### TASK TO COMPLETE
Find how many lines contain the word "Maturity" and state that number alone.

[A run of records]

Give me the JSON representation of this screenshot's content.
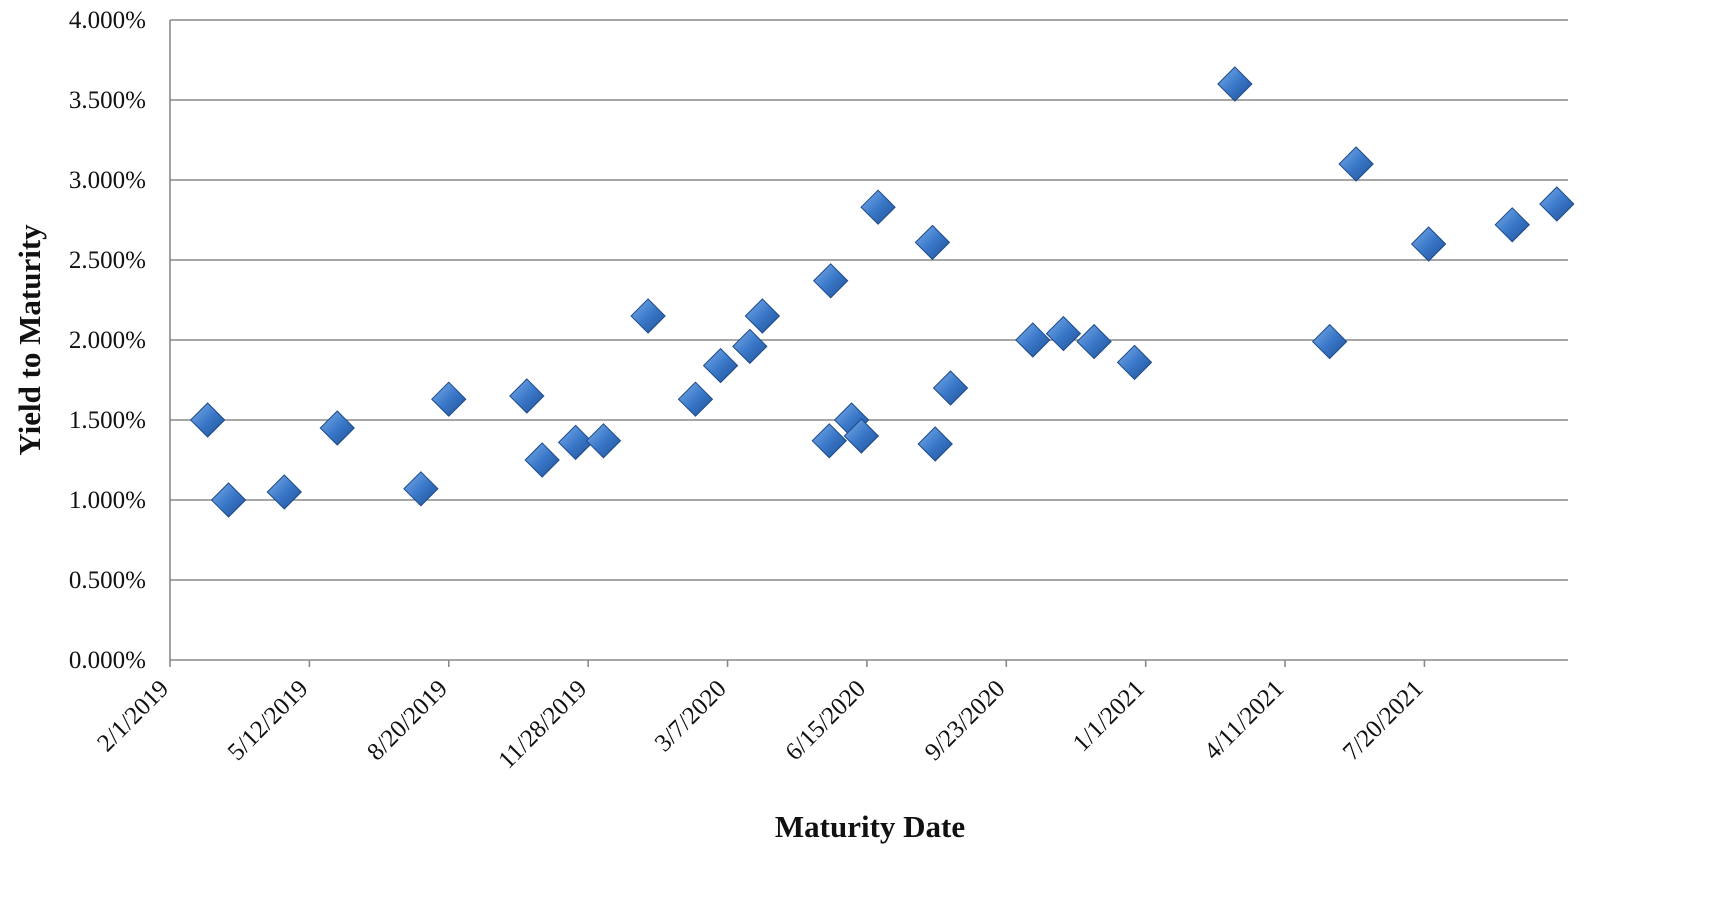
{
  "chart_data": {
    "type": "scatter",
    "title": "",
    "xlabel": "Maturity Date",
    "ylabel": "Yield to Maturity",
    "marker": "diamond",
    "marker_color": "#3a78c9",
    "grid": true,
    "legend": "none",
    "xlim": [
      "2019-02-01",
      "2021-10-31"
    ],
    "ylim": [
      0,
      0.04
    ],
    "x_tick_labels": [
      "2/1/2019",
      "5/12/2019",
      "8/20/2019",
      "11/28/2019",
      "3/7/2020",
      "6/15/2020",
      "9/23/2020",
      "1/1/2021",
      "4/11/2021",
      "7/20/2021"
    ],
    "y_tick_labels": [
      "0.000%",
      "0.500%",
      "1.000%",
      "1.500%",
      "2.000%",
      "2.500%",
      "3.000%",
      "3.500%",
      "4.000%"
    ],
    "y_tick_values": [
      0,
      0.005,
      0.01,
      0.015,
      0.02,
      0.025,
      0.03,
      0.035,
      0.04
    ],
    "points": [
      {
        "x": "2019-02-28",
        "y": 0.015
      },
      {
        "x": "2019-03-15",
        "y": 0.01
      },
      {
        "x": "2019-04-24",
        "y": 0.0105
      },
      {
        "x": "2019-06-01",
        "y": 0.0145
      },
      {
        "x": "2019-07-31",
        "y": 0.0107
      },
      {
        "x": "2019-08-20",
        "y": 0.0163
      },
      {
        "x": "2019-10-15",
        "y": 0.0165
      },
      {
        "x": "2019-10-26",
        "y": 0.0125
      },
      {
        "x": "2019-11-19",
        "y": 0.0136
      },
      {
        "x": "2019-12-09",
        "y": 0.0137
      },
      {
        "x": "2020-01-10",
        "y": 0.0215
      },
      {
        "x": "2020-02-13",
        "y": 0.0163
      },
      {
        "x": "2020-03-02",
        "y": 0.0184
      },
      {
        "x": "2020-03-23",
        "y": 0.0196
      },
      {
        "x": "2020-04-01",
        "y": 0.0215
      },
      {
        "x": "2020-05-20",
        "y": 0.0237
      },
      {
        "x": "2020-05-19",
        "y": 0.0137
      },
      {
        "x": "2020-06-04",
        "y": 0.015
      },
      {
        "x": "2020-06-11",
        "y": 0.014
      },
      {
        "x": "2020-06-23",
        "y": 0.0283
      },
      {
        "x": "2020-08-01",
        "y": 0.0261
      },
      {
        "x": "2020-08-03",
        "y": 0.0135
      },
      {
        "x": "2020-08-14",
        "y": 0.017
      },
      {
        "x": "2020-10-12",
        "y": 0.02
      },
      {
        "x": "2020-11-03",
        "y": 0.0204
      },
      {
        "x": "2020-11-25",
        "y": 0.0199
      },
      {
        "x": "2020-12-24",
        "y": 0.0186
      },
      {
        "x": "2021-03-06",
        "y": 0.036
      },
      {
        "x": "2021-05-13",
        "y": 0.0199
      },
      {
        "x": "2021-06-01",
        "y": 0.031
      },
      {
        "x": "2021-07-23",
        "y": 0.026
      },
      {
        "x": "2021-09-21",
        "y": 0.0272
      },
      {
        "x": "2021-10-23",
        "y": 0.0285
      }
    ]
  }
}
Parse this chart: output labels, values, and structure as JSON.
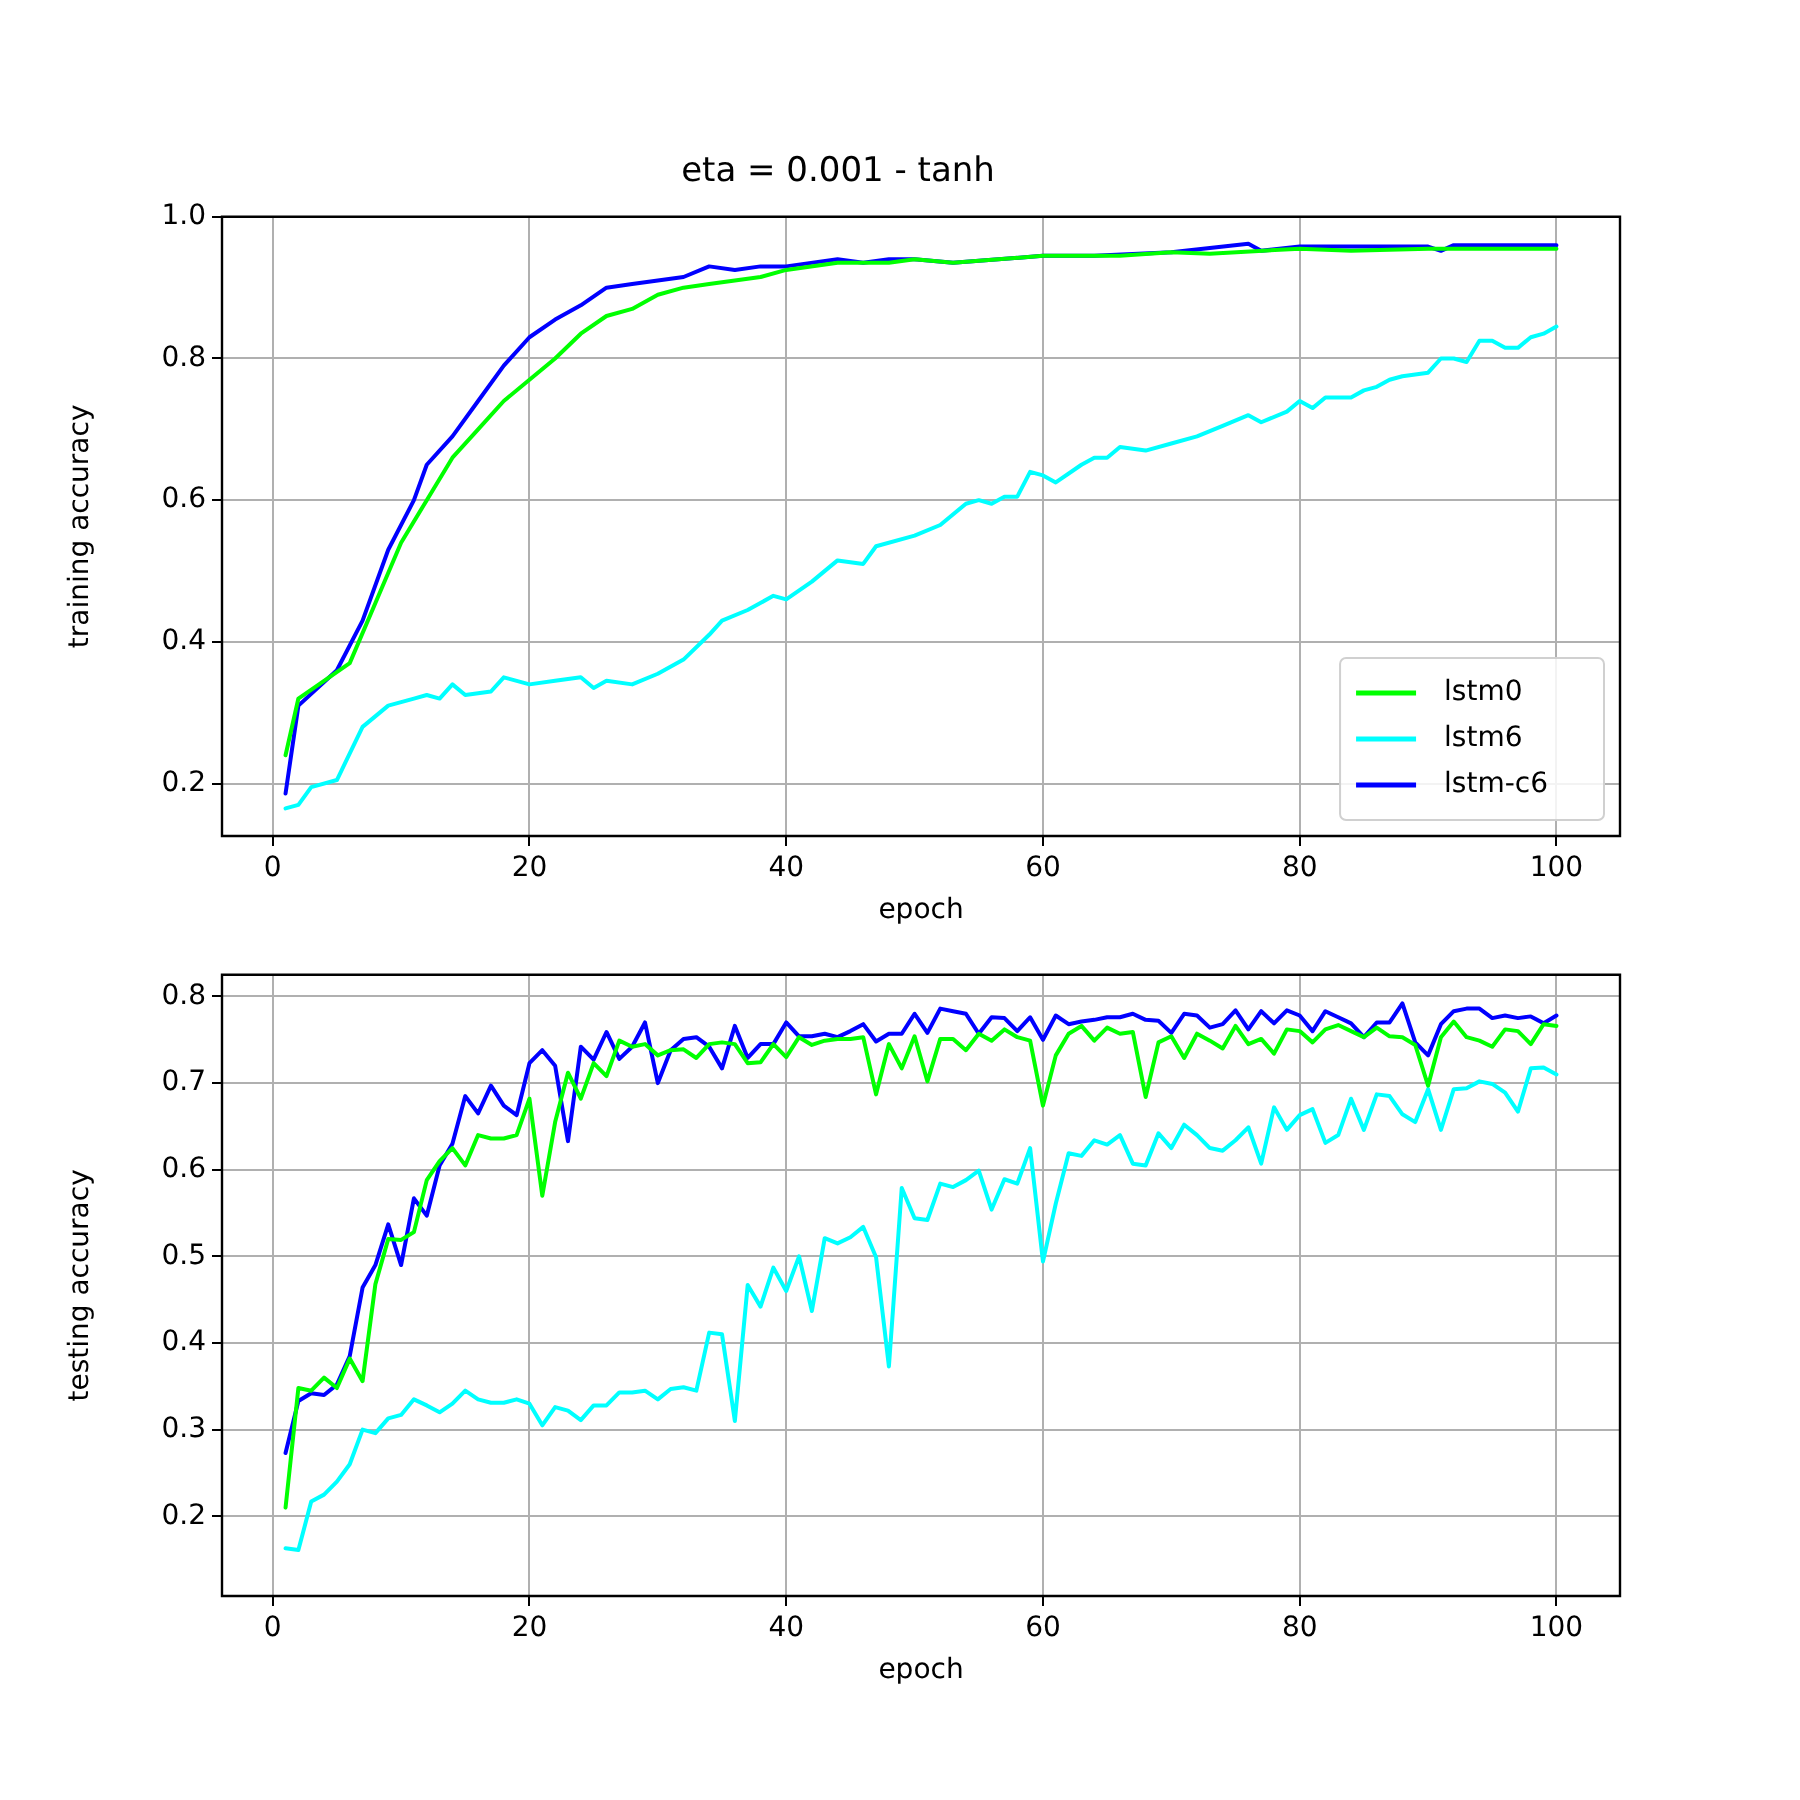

### TASK OUTPUT
2